Requirements: Copy every line in the records below that contains the word "image".

Stored data:
##########

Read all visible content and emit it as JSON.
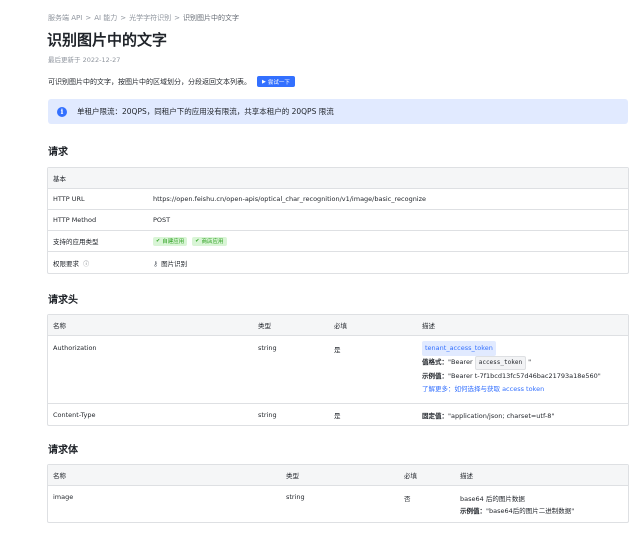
{
  "breadcrumb": [
    "服务端 API",
    "AI 能力",
    "光学字符识别",
    "识别图片中的文字"
  ],
  "breadcrumb_separator": ">",
  "page": {
    "title": "识别图片中的文字",
    "updated": "最后更新于 2022-12-27",
    "description": "可识别图片中的文字，按图片中的区域划分，分段返回文本列表。",
    "try_button": "尝试一下"
  },
  "info": {
    "icon": "info-icon",
    "text": "单租户限流：20QPS，同租户下的应用没有限流，共享本租户的 20QPS 限流"
  },
  "request": {
    "heading": "请求",
    "basic_label": "基本",
    "rows": [
      {
        "label": "HTTP URL",
        "value": "https://open.feishu.cn/open-apis/optical_char_recognition/v1/image/basic_recognize"
      },
      {
        "label": "HTTP Method",
        "value": "POST"
      },
      {
        "label": "支持的应用类型",
        "badges": [
          "自建应用",
          "商店应用"
        ]
      },
      {
        "label": "权限要求",
        "value": "图片识别"
      }
    ]
  },
  "headers": {
    "heading": "请求头",
    "columns": [
      "名称",
      "类型",
      "必填",
      "描述"
    ],
    "rows": [
      {
        "name": "Authorization",
        "type": "string",
        "required": "是",
        "tag": "tenant_access_token",
        "format_label": "值格式：",
        "format_prefix": "\"Bearer",
        "format_code": "access_token",
        "format_suffix": "\"",
        "example_label": "示例值：",
        "example_value": "\"Bearer t-7f1bcd13fc57d46bac21793a18e560\"",
        "more_label": "了解更多：",
        "more_link": "如何选择与获取 access token"
      },
      {
        "name": "Content-Type",
        "type": "string",
        "required": "是",
        "fixed_label": "固定值：",
        "fixed_value": "\"application/json; charset=utf-8\""
      }
    ]
  },
  "body": {
    "heading": "请求体",
    "columns": [
      "名称",
      "类型",
      "必填",
      "描述"
    ],
    "rows": [
      {
        "name": "image",
        "type": "string",
        "required": "否",
        "desc": "base64 后的图片数据",
        "example_label": "示例值：",
        "example_value": "\"base64后的图片二进制数据\""
      }
    ]
  }
}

##########

Complete output:
        "value": "https://open.feishu.cn/open-apis/optical_char_recognition/v1/image/basic_recognize"
        "name": "image",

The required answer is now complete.